Work required -> List each line of the data in which the string "DUVAL" appears.

The data ->
━━━━

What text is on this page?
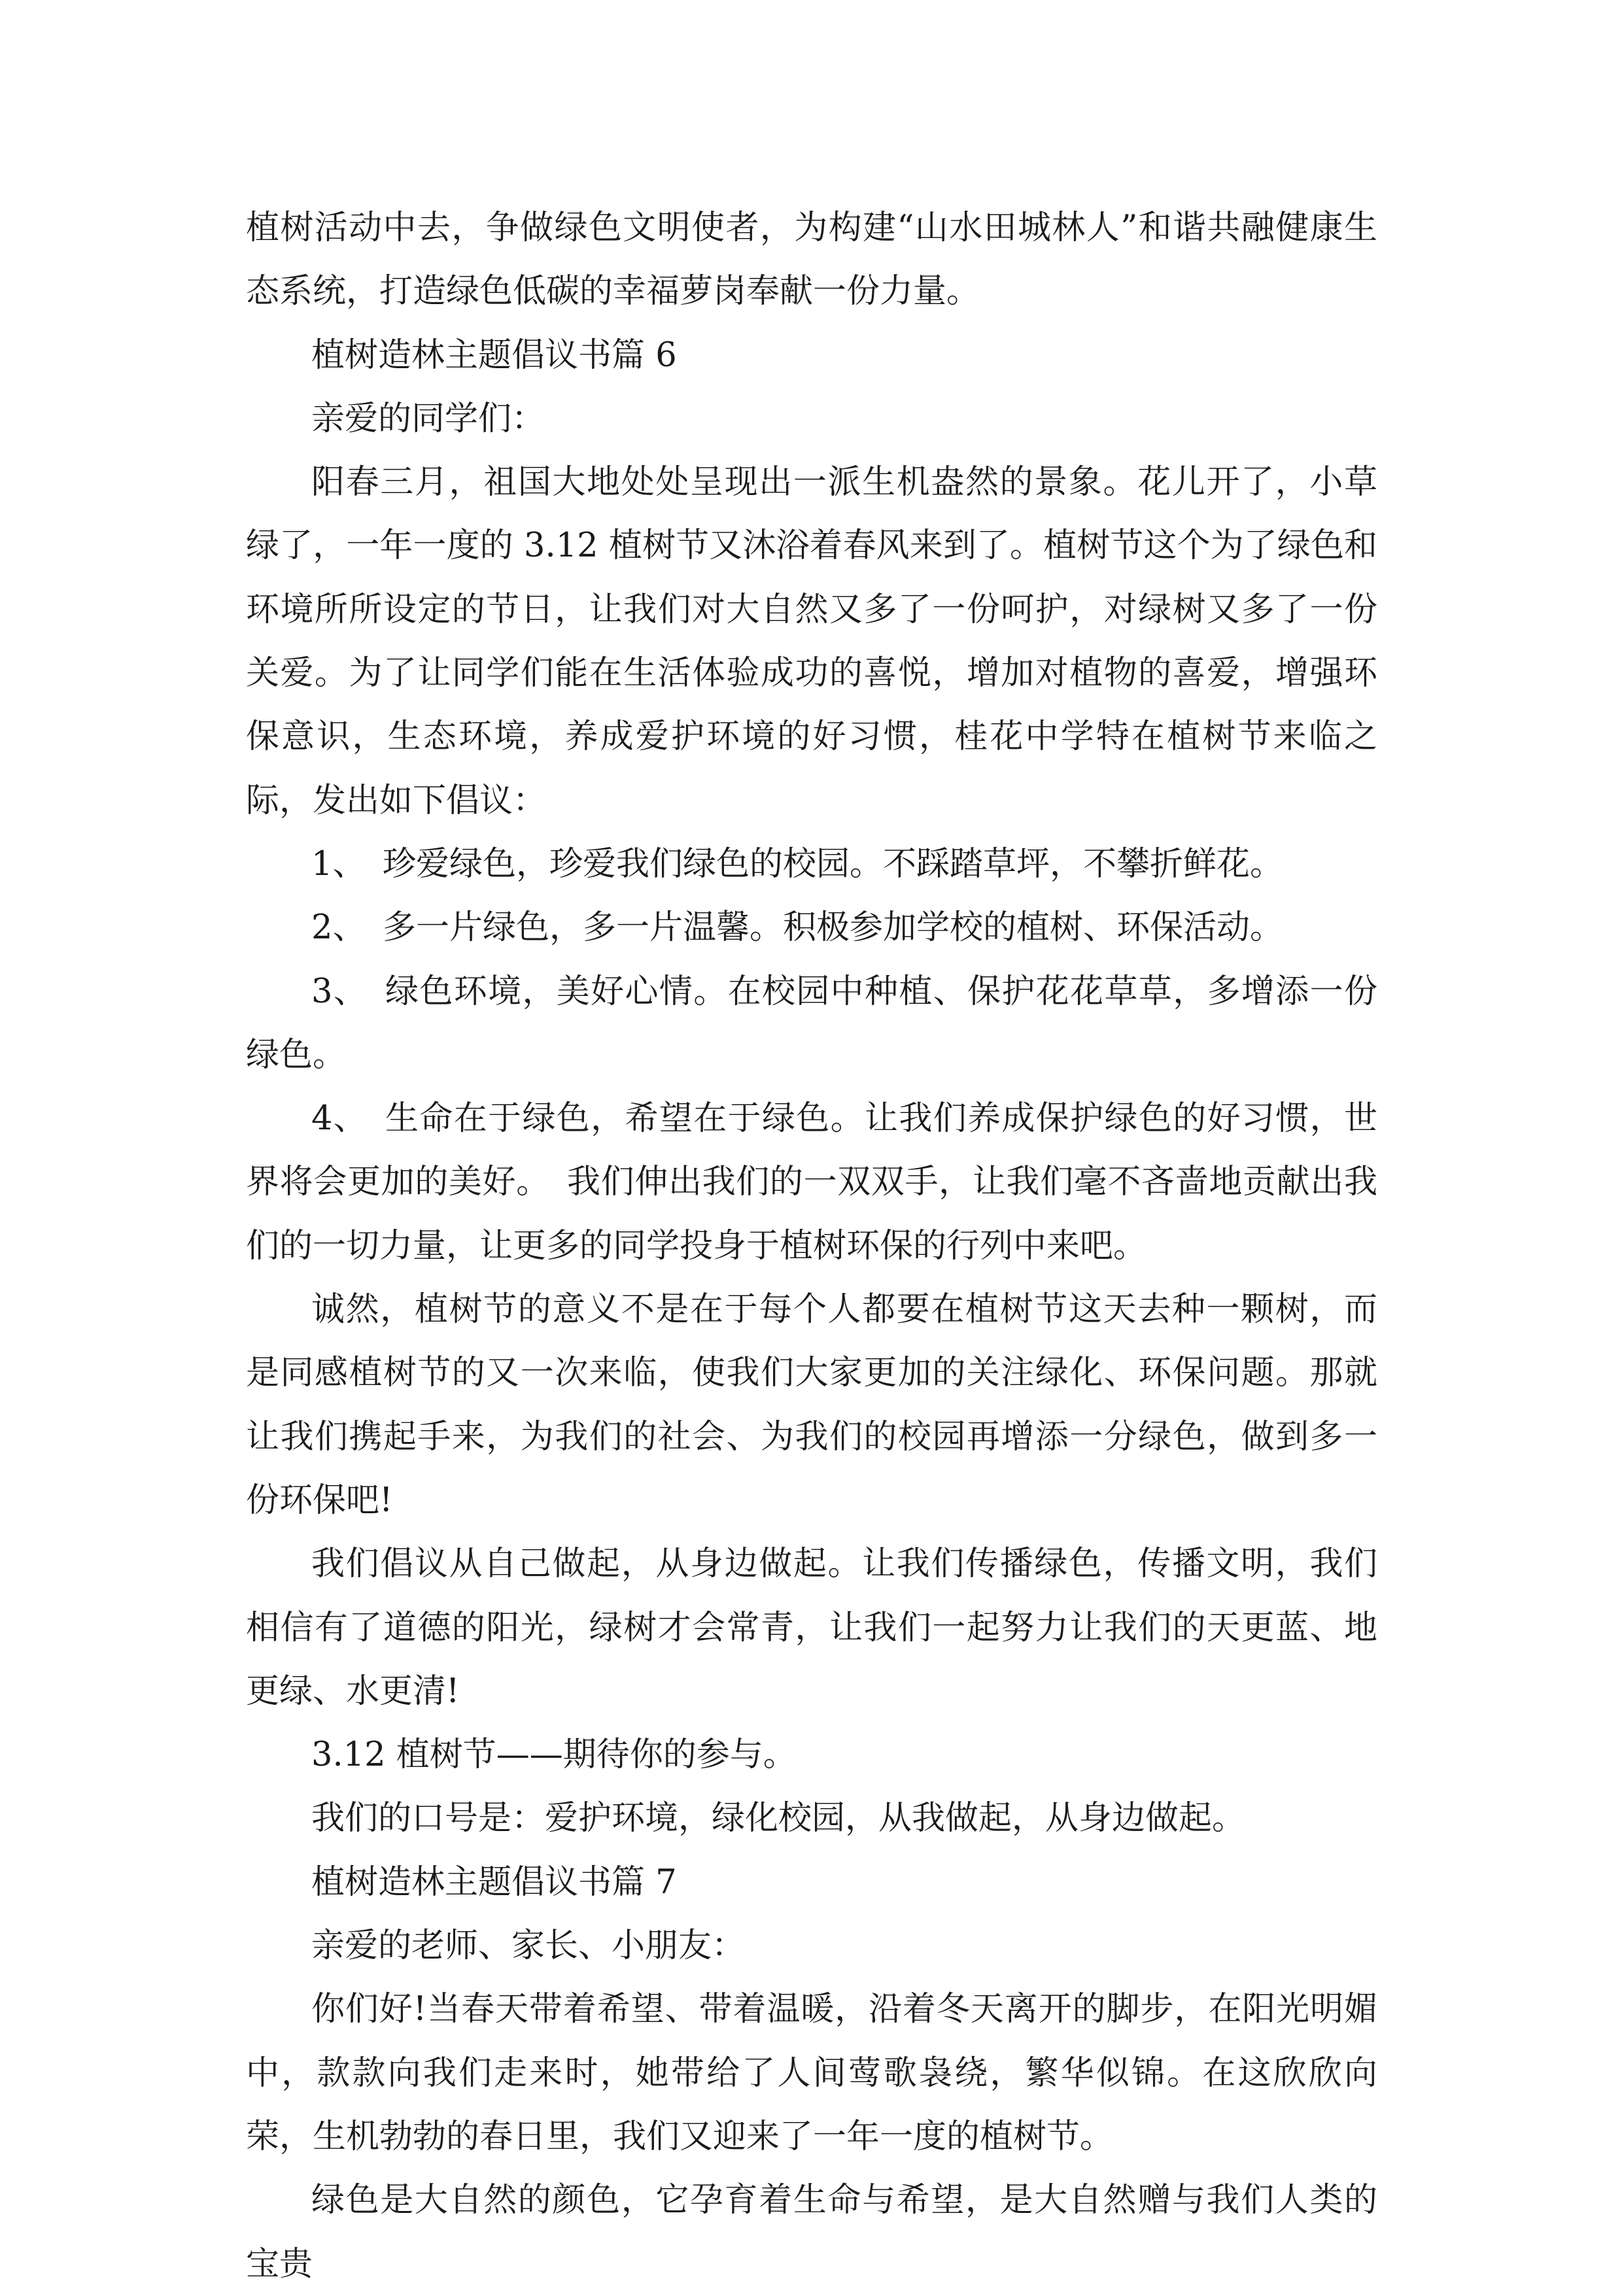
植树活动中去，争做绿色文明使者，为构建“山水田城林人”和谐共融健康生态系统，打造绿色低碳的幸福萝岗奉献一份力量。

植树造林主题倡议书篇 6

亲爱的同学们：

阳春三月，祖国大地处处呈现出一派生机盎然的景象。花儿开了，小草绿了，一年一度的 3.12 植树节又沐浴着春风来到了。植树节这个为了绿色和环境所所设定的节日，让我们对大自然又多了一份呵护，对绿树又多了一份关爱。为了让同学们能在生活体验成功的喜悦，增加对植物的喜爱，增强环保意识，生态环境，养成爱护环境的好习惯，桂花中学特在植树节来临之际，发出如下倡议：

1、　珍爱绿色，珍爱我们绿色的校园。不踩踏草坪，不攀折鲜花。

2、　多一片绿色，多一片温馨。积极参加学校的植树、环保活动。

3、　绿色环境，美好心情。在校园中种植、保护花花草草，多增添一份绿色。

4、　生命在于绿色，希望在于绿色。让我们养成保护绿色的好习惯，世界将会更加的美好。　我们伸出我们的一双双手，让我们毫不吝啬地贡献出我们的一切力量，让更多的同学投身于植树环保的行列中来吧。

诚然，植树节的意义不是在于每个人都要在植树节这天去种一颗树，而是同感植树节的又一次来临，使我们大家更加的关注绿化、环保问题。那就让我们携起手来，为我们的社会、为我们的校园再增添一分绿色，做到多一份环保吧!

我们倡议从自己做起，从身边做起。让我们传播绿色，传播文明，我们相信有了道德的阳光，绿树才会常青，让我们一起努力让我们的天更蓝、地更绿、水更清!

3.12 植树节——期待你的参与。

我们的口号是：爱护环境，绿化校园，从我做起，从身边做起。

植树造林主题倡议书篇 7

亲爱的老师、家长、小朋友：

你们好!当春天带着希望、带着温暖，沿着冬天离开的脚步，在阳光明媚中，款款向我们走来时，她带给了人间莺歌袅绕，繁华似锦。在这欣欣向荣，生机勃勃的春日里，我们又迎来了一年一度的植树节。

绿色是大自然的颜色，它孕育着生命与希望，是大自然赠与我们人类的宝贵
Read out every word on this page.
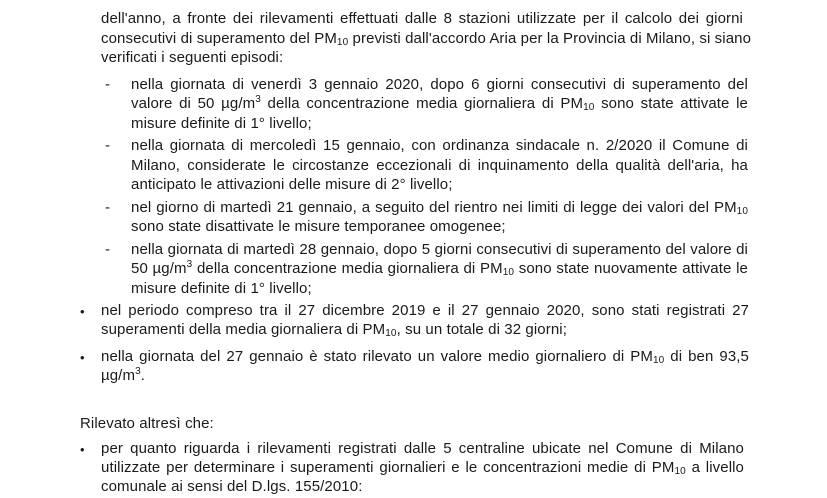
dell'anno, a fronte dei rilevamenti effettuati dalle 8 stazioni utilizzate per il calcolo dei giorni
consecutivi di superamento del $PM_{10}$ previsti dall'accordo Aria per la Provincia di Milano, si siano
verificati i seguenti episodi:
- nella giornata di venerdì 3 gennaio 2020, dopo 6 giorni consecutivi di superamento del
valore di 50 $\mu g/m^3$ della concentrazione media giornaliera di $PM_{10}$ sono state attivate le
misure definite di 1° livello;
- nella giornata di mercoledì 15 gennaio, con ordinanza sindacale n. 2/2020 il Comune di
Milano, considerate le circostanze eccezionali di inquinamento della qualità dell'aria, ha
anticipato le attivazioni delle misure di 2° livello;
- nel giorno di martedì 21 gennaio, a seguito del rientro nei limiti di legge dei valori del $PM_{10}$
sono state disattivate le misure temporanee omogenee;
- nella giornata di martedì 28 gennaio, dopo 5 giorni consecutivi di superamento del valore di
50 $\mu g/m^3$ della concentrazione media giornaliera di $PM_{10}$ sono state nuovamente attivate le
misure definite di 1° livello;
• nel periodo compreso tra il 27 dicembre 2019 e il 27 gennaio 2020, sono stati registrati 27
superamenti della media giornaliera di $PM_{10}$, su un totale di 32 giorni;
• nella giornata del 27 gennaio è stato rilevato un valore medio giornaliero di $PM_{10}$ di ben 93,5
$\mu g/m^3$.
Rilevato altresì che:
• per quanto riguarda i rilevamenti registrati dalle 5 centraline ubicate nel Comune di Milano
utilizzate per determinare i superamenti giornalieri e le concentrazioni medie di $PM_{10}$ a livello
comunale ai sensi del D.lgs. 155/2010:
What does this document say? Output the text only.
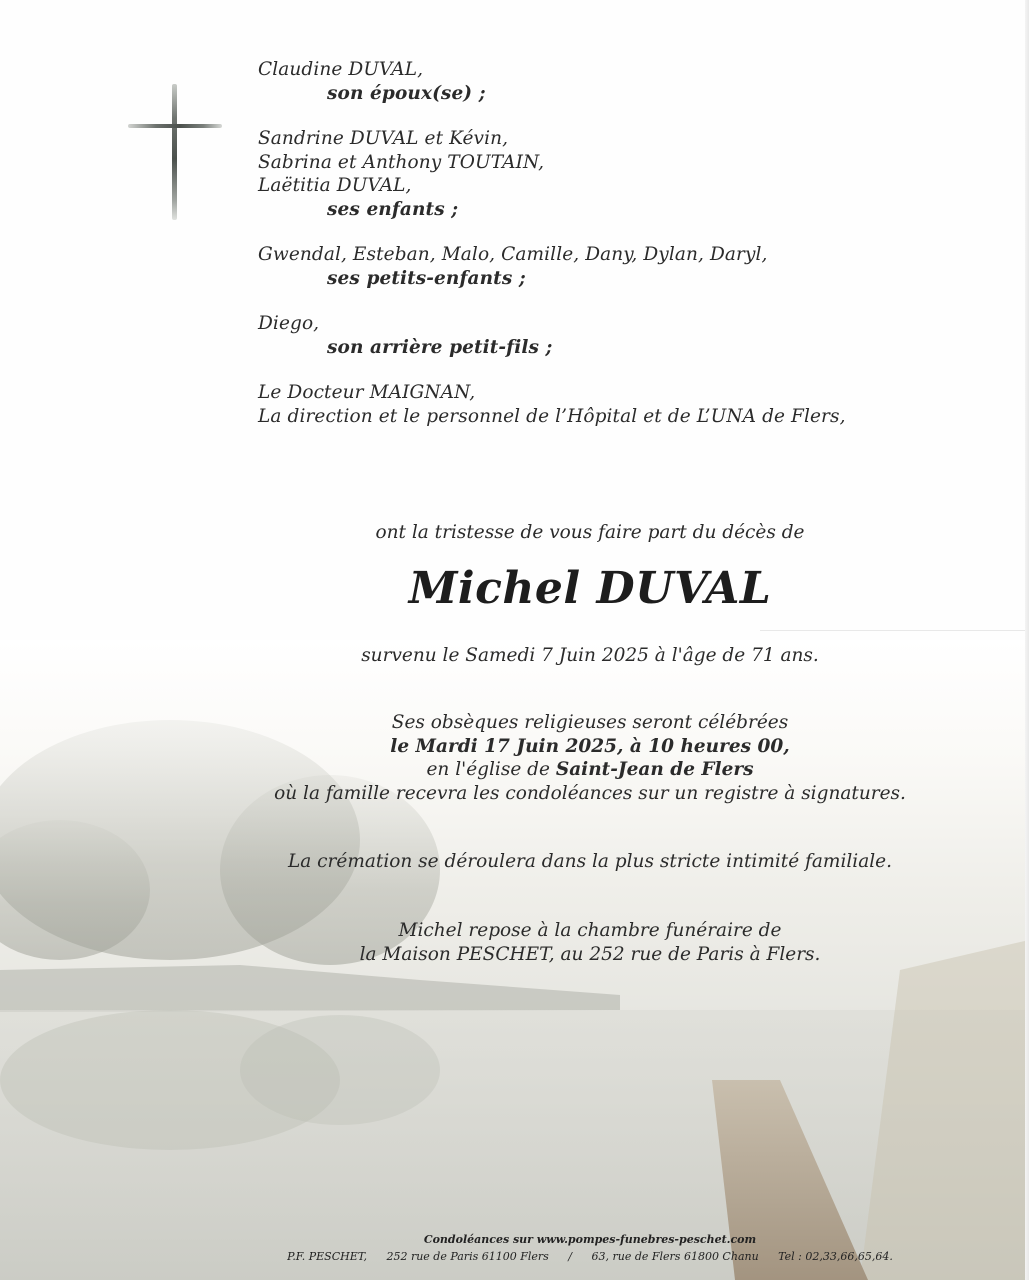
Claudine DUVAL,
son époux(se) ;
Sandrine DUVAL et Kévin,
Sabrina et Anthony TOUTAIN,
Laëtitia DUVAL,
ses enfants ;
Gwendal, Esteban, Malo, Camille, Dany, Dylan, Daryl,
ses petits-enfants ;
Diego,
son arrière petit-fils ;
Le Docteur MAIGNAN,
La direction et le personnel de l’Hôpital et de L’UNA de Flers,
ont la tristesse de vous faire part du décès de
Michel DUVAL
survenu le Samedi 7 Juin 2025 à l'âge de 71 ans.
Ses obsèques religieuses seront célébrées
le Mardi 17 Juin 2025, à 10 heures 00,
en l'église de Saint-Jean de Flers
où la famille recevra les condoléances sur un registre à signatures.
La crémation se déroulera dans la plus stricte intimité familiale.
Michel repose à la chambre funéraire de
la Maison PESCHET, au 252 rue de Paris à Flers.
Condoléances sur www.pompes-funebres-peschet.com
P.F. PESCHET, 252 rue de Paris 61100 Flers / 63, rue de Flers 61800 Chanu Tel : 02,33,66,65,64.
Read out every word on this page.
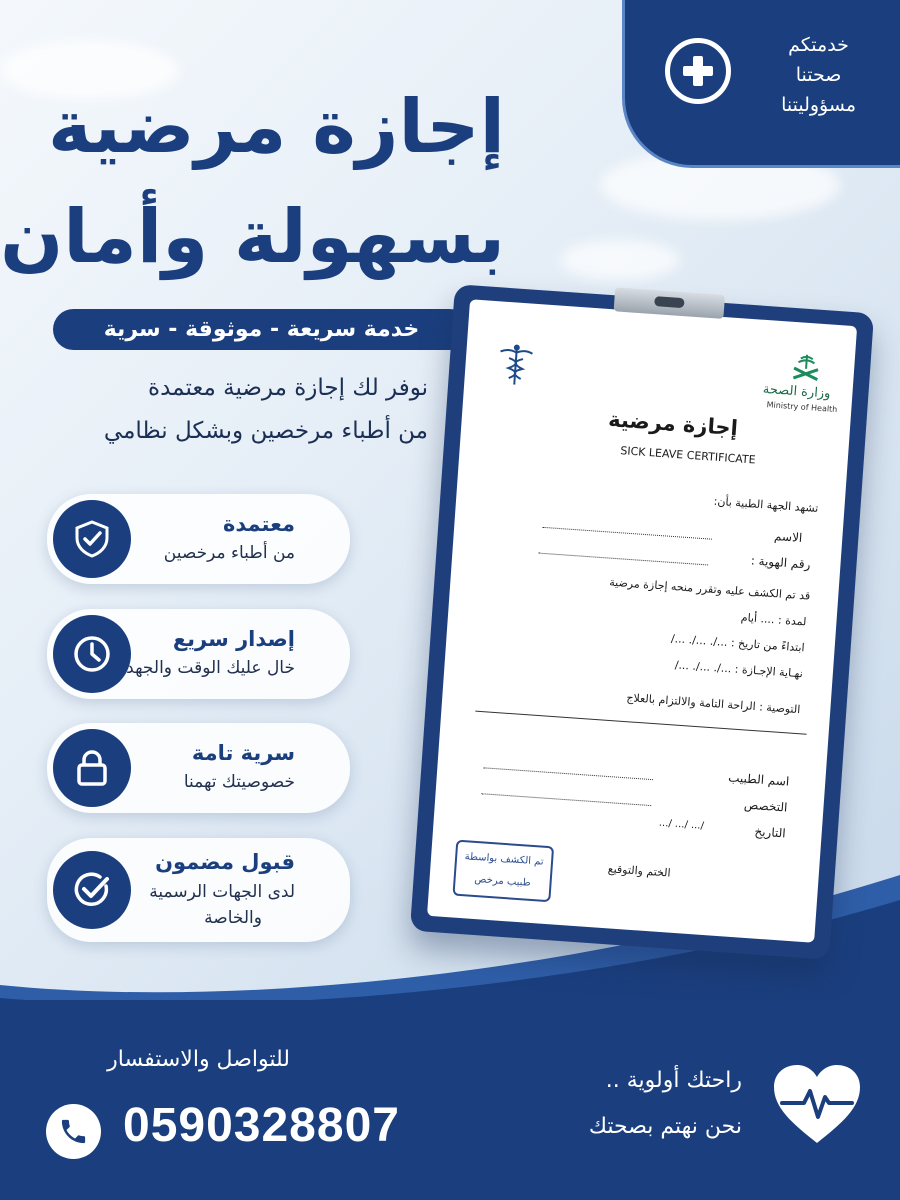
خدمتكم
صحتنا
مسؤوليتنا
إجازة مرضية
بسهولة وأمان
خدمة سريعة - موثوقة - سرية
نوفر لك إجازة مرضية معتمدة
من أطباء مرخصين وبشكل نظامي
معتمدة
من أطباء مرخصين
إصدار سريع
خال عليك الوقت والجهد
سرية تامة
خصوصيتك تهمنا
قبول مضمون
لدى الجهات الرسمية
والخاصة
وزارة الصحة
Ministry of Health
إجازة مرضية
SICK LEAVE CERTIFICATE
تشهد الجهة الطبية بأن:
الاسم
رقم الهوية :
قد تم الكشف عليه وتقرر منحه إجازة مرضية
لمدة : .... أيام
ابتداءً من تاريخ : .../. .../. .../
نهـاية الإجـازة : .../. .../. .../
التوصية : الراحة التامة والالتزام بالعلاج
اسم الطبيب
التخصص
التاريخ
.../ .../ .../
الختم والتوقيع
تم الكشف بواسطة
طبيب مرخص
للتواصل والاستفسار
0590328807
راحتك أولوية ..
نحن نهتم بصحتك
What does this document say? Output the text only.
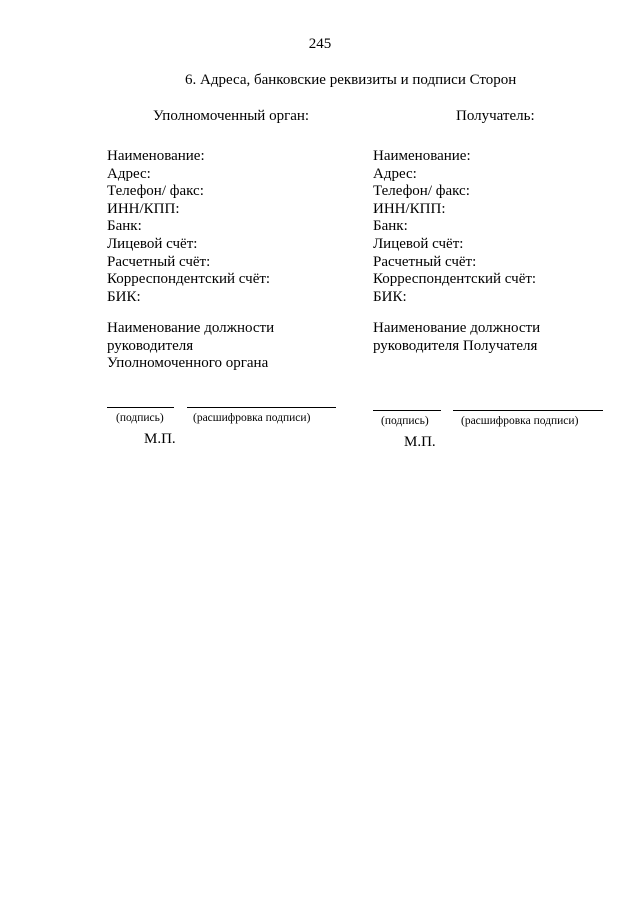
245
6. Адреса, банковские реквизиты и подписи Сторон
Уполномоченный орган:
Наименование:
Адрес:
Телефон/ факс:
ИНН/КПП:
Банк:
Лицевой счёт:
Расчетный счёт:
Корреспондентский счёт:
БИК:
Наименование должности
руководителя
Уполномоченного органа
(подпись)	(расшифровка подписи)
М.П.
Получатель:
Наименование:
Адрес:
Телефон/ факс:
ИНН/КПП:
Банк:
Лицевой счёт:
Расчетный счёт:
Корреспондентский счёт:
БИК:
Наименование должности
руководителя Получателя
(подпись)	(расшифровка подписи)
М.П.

━━━━

Correct output ->
Claudine DUVAL,
Sandrine DUVAL et Kévin,
Laëtitia DUVAL,
Michel DUVAL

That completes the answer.